INSTRUCTIONS TO FOLLOW =
Reproduce every line below exactly as written; do not include the images.

SOURCE INFORMATION =
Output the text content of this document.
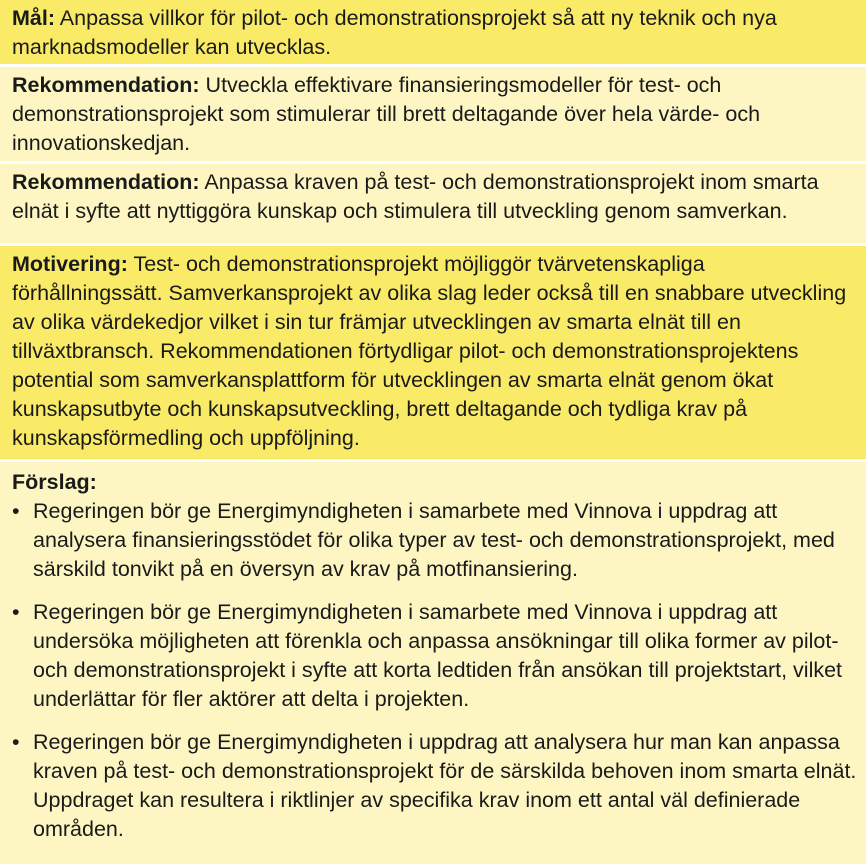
Mål: Anpassa villkor för pilot- och demonstrationsprojekt så att ny teknik och nya marknadsmodeller kan utvecklas.
Rekommendation: Utveckla effektivare finansieringsmodeller för test- och demonstrationsprojekt som stimulerar till brett deltagande över hela värde- och innovationskedjan.
Rekommendation: Anpassa kraven på test- och demonstrationsprojekt inom smarta elnät i syfte att nyttiggöra kunskap och stimulera till utveckling genom samverkan.
Motivering: Test- och demonstrationsprojekt möjliggör tvärvetenskapliga förhållningssätt. Samverkansprojekt av olika slag leder också till en snabbare utveckling av olika värdekedjor vilket i sin tur främjar utvecklingen av smarta elnät till en tillväxtbransch. Rekommendationen förtydligar pilot- och demonstrationsprojektens potential som samverkansplattform för utvecklingen av smarta elnät genom ökat kunskapsutbyte och kunskapsutveckling, brett deltagande och tydliga krav på kunskapsförmedling och uppföljning.
Förslag:
• Regeringen bör ge Energimyndigheten i samarbete med Vinnova i uppdrag att analysera finansieringsstödet för olika typer av test- och demonstrationsprojekt, med särskild tonvikt på en översyn av krav på motfinansiering.
• Regeringen bör ge Energimyndigheten i samarbete med Vinnova i uppdrag att undersöka möjligheten att förenkla och anpassa ansökningar till olika former av pilot- och demonstrationsprojekt i syfte att korta ledtiden från ansökan till projektstart, vilket underlättar för fler aktörer att delta i projekten.
• Regeringen bör ge Energimyndigheten i uppdrag att analysera hur man kan anpassa kraven på test- och demonstrationsprojekt för de särskilda behoven inom smarta elnät. Uppdraget kan resultera i riktlinjer av specifika krav inom ett antal väl definierade områden.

YOUR RESPONSE =
Output the text content of this document.
Mål: Anpassa villkor för pilot- och demonstrationsprojekt så att ny teknik och nya marknadsmodeller kan utvecklas.
Rekommendation: Utveckla effektivare finansieringsmodeller för test- och demonstrationsprojekt som stimulerar till brett deltagande över hela värde- och innovationskedjan.
Rekommendation: Anpassa kraven på test- och demonstrationsprojekt inom smarta elnät i syfte att nyttiggöra kunskap och stimulera till utveckling genom samverkan.
Motivering: Test- och demonstrationsprojekt möjliggör tvärvetenskapliga förhållningssätt. Samverkansprojekt av olika slag leder också till en snabbare utveckling av olika värdekedjor vilket i sin tur främjar utvecklingen av smarta elnät till en tillväxtbransch. Rekommendationen förtydligar pilot- och demonstrationsprojektens potential som samverkansplattform för utvecklingen av smarta elnät genom ökat kunskapsutbyte och kunskapsutveckling, brett deltagande och tydliga krav på kunskapsförmedling och uppföljning.
Förslag:
• Regeringen bör ge Energimyndigheten i samarbete med Vinnova i uppdrag att analysera finansieringsstödet för olika typer av test- och demonstrationsprojekt, med särskild tonvikt på en översyn av krav på motfinansiering.
• Regeringen bör ge Energimyndigheten i samarbete med Vinnova i uppdrag att undersöka möjligheten att förenkla och anpassa ansökningar till olika former av pilot- och demonstrationsprojekt i syfte att korta ledtiden från ansökan till projektstart, vilket underlättar för fler aktörer att delta i projekten.
• Regeringen bör ge Energimyndigheten i uppdrag att analysera hur man kan anpassa kraven på test- och demonstrationsprojekt för de särskilda behoven inom smarta elnät. Uppdraget kan resultera i riktlinjer av specifika krav inom ett antal väl definierade områden.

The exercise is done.